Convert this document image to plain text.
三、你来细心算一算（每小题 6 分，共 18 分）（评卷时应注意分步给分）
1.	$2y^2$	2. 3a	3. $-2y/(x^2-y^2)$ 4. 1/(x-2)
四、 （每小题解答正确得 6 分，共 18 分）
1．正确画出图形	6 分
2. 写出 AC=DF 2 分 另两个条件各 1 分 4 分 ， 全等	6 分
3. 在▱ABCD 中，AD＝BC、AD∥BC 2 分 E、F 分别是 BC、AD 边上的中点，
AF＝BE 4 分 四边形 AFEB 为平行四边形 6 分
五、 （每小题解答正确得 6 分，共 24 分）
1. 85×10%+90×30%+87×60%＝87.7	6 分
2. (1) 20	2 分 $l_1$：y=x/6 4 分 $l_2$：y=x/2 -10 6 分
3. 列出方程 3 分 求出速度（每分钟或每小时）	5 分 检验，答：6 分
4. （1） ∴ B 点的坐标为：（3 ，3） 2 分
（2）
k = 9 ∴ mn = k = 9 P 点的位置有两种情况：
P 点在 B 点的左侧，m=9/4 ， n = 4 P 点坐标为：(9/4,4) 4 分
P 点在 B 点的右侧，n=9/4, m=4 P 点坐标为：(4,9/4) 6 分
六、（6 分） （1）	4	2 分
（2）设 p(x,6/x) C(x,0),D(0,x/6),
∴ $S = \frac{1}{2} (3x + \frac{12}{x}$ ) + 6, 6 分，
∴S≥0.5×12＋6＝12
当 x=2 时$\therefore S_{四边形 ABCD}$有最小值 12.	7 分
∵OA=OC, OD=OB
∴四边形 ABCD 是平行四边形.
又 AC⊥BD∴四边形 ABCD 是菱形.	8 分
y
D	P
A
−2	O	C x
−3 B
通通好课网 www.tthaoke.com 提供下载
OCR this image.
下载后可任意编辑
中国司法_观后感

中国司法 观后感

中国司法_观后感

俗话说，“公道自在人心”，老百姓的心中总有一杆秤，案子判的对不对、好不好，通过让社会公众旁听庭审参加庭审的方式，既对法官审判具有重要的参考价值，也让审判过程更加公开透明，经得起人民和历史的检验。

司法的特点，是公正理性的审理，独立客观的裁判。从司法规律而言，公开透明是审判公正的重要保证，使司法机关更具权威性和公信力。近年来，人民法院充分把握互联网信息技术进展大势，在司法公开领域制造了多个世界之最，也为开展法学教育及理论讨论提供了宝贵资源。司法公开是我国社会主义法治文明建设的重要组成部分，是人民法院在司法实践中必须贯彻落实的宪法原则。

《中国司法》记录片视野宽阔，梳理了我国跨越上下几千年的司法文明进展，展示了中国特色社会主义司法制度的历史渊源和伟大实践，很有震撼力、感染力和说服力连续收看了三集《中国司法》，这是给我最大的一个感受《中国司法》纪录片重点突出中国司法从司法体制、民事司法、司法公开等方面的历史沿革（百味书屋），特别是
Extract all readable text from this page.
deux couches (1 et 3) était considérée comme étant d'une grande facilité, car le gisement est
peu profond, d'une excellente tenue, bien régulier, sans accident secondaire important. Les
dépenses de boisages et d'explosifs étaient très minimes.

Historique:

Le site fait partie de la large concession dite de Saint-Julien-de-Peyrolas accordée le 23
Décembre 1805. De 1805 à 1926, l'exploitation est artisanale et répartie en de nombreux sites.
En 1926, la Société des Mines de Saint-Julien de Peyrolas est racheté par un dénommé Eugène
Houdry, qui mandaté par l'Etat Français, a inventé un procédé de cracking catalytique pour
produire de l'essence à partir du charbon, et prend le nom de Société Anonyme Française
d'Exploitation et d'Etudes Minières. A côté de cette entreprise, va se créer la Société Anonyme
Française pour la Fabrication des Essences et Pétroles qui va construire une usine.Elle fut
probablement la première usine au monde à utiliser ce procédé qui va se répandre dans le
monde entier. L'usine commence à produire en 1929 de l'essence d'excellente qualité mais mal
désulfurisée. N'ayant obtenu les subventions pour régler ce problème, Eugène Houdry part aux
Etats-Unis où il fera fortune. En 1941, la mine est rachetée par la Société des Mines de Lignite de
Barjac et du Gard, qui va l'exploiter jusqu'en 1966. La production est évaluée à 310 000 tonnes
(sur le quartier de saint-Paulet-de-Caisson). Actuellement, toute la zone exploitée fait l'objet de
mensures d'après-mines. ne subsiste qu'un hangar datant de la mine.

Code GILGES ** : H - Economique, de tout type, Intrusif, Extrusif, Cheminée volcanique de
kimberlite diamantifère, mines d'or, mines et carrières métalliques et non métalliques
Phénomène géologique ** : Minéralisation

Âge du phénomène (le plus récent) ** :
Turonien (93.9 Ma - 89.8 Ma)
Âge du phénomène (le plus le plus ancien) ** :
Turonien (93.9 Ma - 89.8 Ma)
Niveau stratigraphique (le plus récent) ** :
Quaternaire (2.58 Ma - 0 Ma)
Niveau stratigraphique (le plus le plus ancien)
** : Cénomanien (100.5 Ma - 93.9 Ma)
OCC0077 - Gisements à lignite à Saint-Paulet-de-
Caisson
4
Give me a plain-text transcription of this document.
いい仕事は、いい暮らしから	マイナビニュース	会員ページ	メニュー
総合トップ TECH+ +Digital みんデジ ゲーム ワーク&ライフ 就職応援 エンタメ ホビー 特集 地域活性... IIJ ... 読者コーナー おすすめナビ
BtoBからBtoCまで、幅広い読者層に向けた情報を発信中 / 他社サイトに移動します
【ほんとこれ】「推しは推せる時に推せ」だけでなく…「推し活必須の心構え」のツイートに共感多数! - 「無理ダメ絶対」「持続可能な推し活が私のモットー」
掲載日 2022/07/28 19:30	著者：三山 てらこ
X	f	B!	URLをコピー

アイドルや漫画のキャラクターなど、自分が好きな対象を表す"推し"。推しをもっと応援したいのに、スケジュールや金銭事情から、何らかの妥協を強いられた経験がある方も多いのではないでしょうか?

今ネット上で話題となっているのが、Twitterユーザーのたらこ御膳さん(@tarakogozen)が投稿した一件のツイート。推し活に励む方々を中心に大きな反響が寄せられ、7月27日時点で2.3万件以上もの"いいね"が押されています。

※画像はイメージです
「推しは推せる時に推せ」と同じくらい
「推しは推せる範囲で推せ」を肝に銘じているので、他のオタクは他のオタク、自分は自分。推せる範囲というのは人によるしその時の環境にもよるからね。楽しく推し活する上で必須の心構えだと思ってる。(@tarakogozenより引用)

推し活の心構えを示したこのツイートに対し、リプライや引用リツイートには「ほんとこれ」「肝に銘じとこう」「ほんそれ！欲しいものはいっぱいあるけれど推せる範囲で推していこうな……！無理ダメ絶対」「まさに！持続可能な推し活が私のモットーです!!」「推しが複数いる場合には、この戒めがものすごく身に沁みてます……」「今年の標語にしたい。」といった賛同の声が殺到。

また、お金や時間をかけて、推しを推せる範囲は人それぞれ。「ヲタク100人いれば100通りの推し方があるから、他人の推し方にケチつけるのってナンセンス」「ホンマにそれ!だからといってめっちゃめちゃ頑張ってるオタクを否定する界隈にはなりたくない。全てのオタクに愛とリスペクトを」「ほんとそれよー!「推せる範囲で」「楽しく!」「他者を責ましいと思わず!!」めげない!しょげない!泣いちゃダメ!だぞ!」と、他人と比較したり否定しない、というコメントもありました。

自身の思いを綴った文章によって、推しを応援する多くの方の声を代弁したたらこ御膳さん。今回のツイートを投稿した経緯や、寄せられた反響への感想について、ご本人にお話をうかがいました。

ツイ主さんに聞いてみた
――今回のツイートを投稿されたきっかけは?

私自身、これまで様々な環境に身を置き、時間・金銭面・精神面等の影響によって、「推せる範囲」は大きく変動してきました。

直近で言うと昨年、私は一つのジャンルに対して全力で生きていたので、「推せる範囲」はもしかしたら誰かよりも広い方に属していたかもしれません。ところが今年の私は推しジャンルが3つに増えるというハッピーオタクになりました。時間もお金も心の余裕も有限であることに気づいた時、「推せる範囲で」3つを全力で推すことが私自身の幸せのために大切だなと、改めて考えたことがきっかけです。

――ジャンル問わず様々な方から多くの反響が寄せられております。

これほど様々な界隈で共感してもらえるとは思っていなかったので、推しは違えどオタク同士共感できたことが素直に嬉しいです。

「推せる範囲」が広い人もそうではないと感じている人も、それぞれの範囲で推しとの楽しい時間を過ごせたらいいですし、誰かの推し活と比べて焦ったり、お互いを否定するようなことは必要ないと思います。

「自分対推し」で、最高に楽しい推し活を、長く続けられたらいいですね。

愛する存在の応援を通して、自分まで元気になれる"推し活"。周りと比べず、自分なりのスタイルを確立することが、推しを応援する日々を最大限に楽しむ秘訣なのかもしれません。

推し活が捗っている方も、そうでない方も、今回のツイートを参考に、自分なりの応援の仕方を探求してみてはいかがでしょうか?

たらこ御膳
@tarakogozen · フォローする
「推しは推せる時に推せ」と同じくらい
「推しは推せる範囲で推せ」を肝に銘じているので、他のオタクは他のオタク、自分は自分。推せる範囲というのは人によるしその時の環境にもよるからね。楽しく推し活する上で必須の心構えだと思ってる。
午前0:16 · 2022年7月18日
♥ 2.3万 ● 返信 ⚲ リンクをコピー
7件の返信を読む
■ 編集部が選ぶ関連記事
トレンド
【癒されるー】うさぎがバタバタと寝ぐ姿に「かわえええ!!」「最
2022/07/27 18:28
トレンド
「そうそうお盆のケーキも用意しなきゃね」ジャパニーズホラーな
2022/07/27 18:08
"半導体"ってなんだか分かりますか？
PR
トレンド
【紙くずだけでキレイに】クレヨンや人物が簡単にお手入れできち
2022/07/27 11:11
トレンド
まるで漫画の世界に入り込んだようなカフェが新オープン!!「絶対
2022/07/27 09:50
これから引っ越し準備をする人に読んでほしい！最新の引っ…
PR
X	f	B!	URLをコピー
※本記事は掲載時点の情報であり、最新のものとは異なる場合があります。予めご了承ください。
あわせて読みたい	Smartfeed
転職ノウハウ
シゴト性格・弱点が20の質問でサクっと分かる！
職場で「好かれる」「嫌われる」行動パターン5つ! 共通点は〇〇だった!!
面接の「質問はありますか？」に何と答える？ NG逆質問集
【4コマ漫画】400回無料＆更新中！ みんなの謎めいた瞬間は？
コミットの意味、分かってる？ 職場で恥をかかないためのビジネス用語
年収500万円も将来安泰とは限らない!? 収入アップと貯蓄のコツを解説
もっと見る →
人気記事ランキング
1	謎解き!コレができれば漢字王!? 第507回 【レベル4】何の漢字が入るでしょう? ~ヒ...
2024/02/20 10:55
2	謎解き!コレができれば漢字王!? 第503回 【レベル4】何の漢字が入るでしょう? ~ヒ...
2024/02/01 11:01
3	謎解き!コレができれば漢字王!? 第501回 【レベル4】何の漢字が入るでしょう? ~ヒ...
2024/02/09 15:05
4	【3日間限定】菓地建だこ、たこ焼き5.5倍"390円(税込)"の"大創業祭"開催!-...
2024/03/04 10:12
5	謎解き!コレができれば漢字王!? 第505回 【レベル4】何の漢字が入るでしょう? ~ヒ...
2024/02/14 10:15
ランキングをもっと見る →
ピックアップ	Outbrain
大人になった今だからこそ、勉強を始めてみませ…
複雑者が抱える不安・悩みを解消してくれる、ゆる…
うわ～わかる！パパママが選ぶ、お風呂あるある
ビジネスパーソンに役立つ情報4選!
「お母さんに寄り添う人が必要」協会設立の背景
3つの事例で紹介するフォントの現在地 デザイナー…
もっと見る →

What you will do:
Pull out every line of the records that includes the string "自分は自分".

Solved problem:
「推しは推せる範囲で推せ」を肝に銘じているので、他のオタクは他のオタク、自分は自分。推せる範囲というのは人によるしその時の環境にもよるからね。楽しく推し活する上で必須の心構えだと思ってる。(@tarakogozenより引用)
「推しは推せる範囲で推せ」を肝に銘じているので、他のオタクは他のオタク、自分は自分。推せる範囲というのは人によるしその時の環境にもよるからね。楽しく推し活する上で必須の心構えだと思ってる。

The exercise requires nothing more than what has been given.